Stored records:
------------------------

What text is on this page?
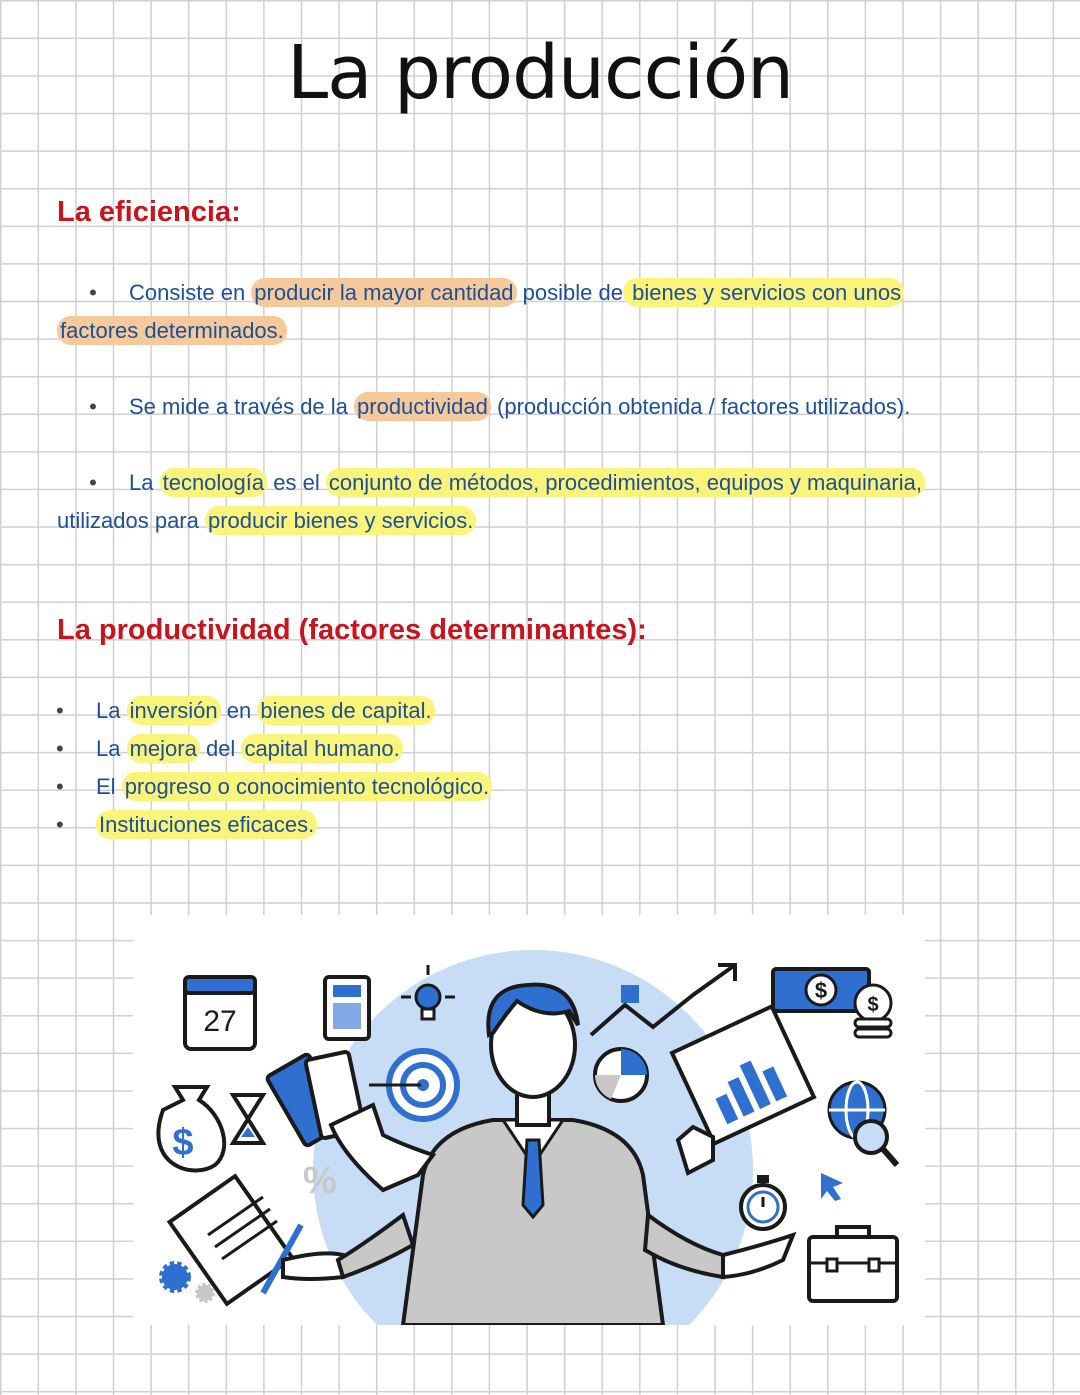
La producción
La eficiencia:

• Consiste en producir la mayor cantidad posible de bienes y servicios con unos
factores determinados.

• Se mide a través de la productividad (producción obtenida / factores utilizados).

• La tecnología es el conjunto de métodos, procedimientos, equipos y maquinaria,
utilizados para producir bienes y servicios.

La productividad (factores determinantes):
• La inversión en bienes de capital.
• La mejora del capital humano.
• El progreso o conocimiento tecnológico.
• Instituciones eficaces.
27
$
$
$
%
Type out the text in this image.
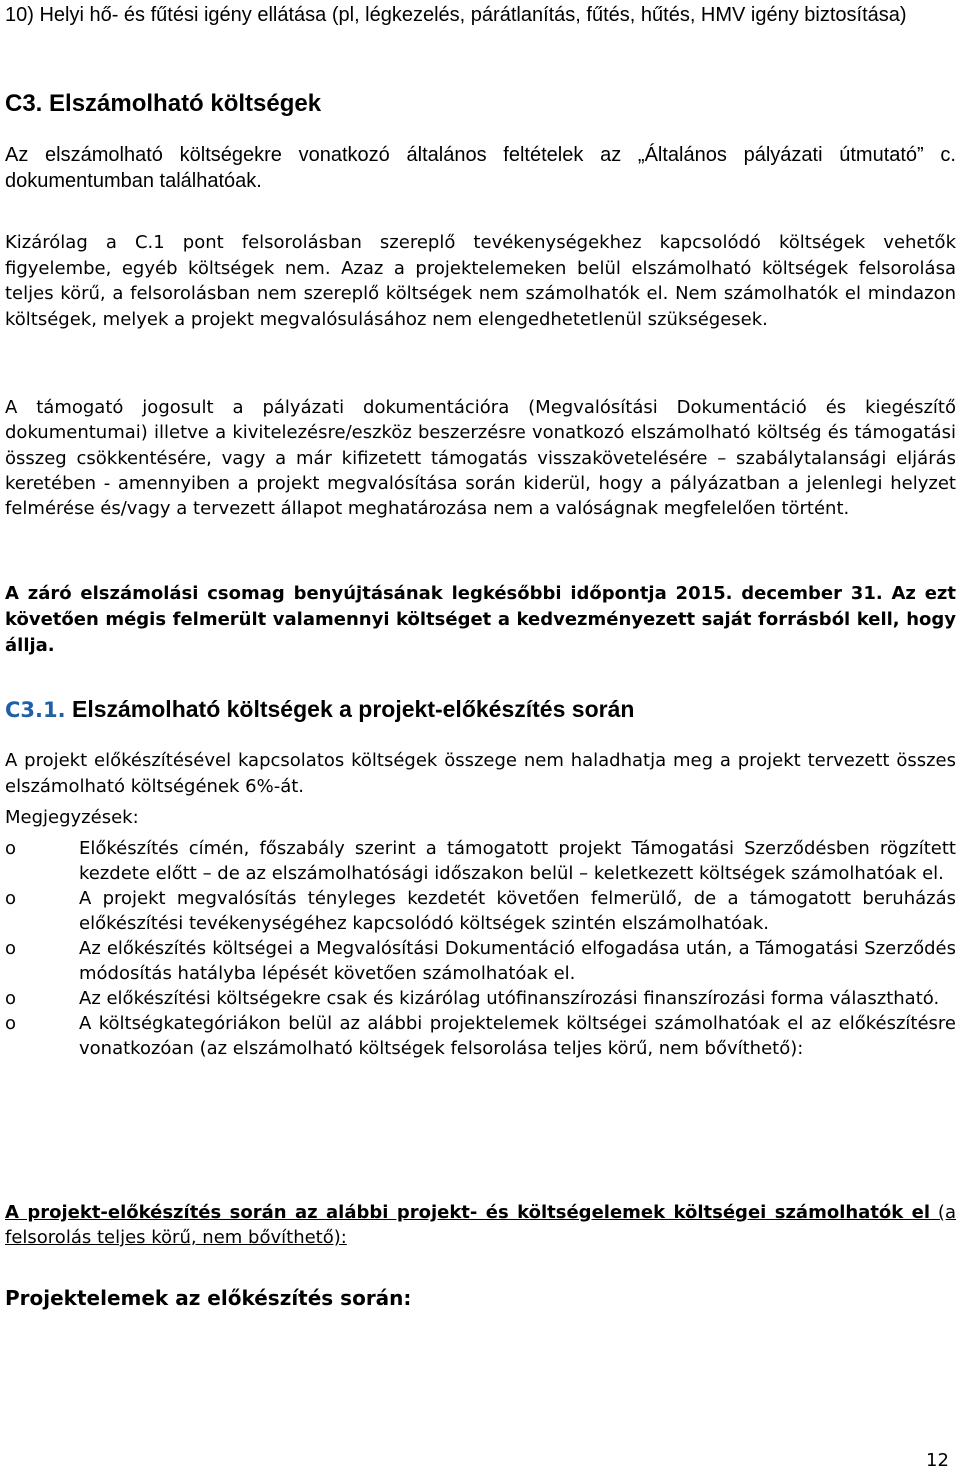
10) Helyi hő- és fűtési igény ellátása (pl, légkezelés, párátlanítás, fűtés, hűtés, HMV igény biztosítása)

C3. Elszámolható költségek

Az elszámolható költségekre vonatkozó általános feltételek az „Általános pályázati útmutató” c. dokumentumban találhatóak.

Kizárólag a C.1 pont felsorolásban szereplő tevékenységekhez kapcsolódó költségek vehetők figyelembe, egyéb költségek nem. Azaz a projektelemeken belül elszámolható költségek felsorolása teljes körű, a felsorolásban nem szereplő költségek nem számolhatók el. Nem számolhatók el mindazon költségek, melyek a projekt megvalósulásához nem elengedhetetlenül szükségesek.

A támogató jogosult a pályázati dokumentációra (Megvalósítási Dokumentáció és kiegészítő dokumentumai) illetve a kivitelezésre/eszköz beszerzésre vonatkozó elszámolható költség és támogatási összeg csökkentésére, vagy a már kifizetett támogatás visszakövetelésére – szabálytalansági eljárás keretében - amennyiben a projekt megvalósítása során kiderül, hogy a pályázatban a jelenlegi helyzet felmérése és/vagy a tervezett állapot meghatározása nem a valóságnak megfelelően történt.

A záró elszámolási csomag benyújtásának legkésőbbi időpontja 2015. december 31. Az ezt követően mégis felmerült valamennyi költséget a kedvezményezett saját forrásból kell, hogy állja.

C3.1. Elszámolható költségek a projekt-előkészítés során

A projekt előkészítésével kapcsolatos költségek összege nem haladhatja meg a projekt tervezett összes elszámolható költségének 6%-át.

Megjegyzések:

o	Előkészítés címén, főszabály szerint a támogatott projekt Támogatási Szerződésben rögzített kezdete előtt – de az elszámolhatósági időszakon belül – keletkezett költségek számolhatóak el.
o	A projekt megvalósítás tényleges kezdetét követően felmerülő, de a támogatott beruházás előkészítési tevékenységéhez kapcsolódó költségek szintén elszámolhatóak.
o	Az előkészítés költségei a Megvalósítási Dokumentáció elfogadása után, a Támogatási Szerződés módosítás hatályba lépését követően számolhatóak el.
o	Az előkészítési költségekre csak és kizárólag utófinanszírozási finanszírozási forma választható.
o	A költségkategóriákon belül az alábbi projektelemek költségei számolhatóak el az előkészítésre vonatkozóan (az elszámolható költségek felsorolása teljes körű, nem bővíthető):

A projekt-előkészítés során az alábbi projekt- és költségelemek költségei számolhatók el (a felsorolás teljes körű, nem bővíthető):

Projektelemek az előkészítés során:

12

------------------------

Exercise instructions: Reproduce the data verbatim. Do not carry any picture into the copy.

Response:
What text is on this page?
La producción
La eficiencia:

• Consiste en producir la mayor cantidad posible de bienes y servicios con unos
factores determinados.

• Se mide a través de la productividad (producción obtenida / factores utilizados).

• La tecnología es el conjunto de métodos, procedimientos, equipos y maquinaria,
utilizados para producir bienes y servicios.

La productividad (factores determinantes):
• La inversión en bienes de capital.
• La mejora del capital humano.
• El progreso o conocimiento tecnológico.
• Instituciones eficaces.
27
$
$
$
%
Type out the text in this image.
10) Helyi hő- és fűtési igény ellátása (pl, légkezelés, párátlanítás, fűtés, hűtés, HMV igény biztosítása)

C3. Elszámolható költségek

Az elszámolható költségekre vonatkozó általános feltételek az „Általános pályázati útmutató” c. dokumentumban találhatóak.

Kizárólag a C.1 pont felsorolásban szereplő tevékenységekhez kapcsolódó költségek vehetők figyelembe, egyéb költségek nem. Azaz a projektelemeken belül elszámolható költségek felsorolása teljes körű, a felsorolásban nem szereplő költségek nem számolhatók el. Nem számolhatók el mindazon költségek, melyek a projekt megvalósulásához nem elengedhetetlenül szükségesek.

A támogató jogosult a pályázati dokumentációra (Megvalósítási Dokumentáció és kiegészítő dokumentumai) illetve a kivitelezésre/eszköz beszerzésre vonatkozó elszámolható költség és támogatási összeg csökkentésére, vagy a már kifizetett támogatás visszakövetelésére – szabálytalansági eljárás keretében - amennyiben a projekt megvalósítása során kiderül, hogy a pályázatban a jelenlegi helyzet felmérése és/vagy a tervezett állapot meghatározása nem a valóságnak megfelelően történt.

A záró elszámolási csomag benyújtásának legkésőbbi időpontja 2015. december 31. Az ezt követően mégis felmerült valamennyi költséget a kedvezményezett saját forrásból kell, hogy állja.

C3.1. Elszámolható költségek a projekt-előkészítés során

A projekt előkészítésével kapcsolatos költségek összege nem haladhatja meg a projekt tervezett összes elszámolható költségének 6%-át.

Megjegyzések:

o	Előkészítés címén, főszabály szerint a támogatott projekt Támogatási Szerződésben rögzített kezdete előtt – de az elszámolhatósági időszakon belül – keletkezett költségek számolhatóak el.
o	A projekt megvalósítás tényleges kezdetét követően felmerülő, de a támogatott beruházás előkészítési tevékenységéhez kapcsolódó költségek szintén elszámolhatóak.
o	Az előkészítés költségei a Megvalósítási Dokumentáció elfogadása után, a Támogatási Szerződés módosítás hatályba lépését követően számolhatóak el.
o	Az előkészítési költségekre csak és kizárólag utófinanszírozási finanszírozási forma választható.
o	A költségkategóriákon belül az alábbi projektelemek költségei számolhatóak el az előkészítésre vonatkozóan (az elszámolható költségek felsorolása teljes körű, nem bővíthető):

A projekt-előkészítés során az alábbi projekt- és költségelemek költségei számolhatók el (a felsorolás teljes körű, nem bővíthető):

Projektelemek az előkészítés során:

12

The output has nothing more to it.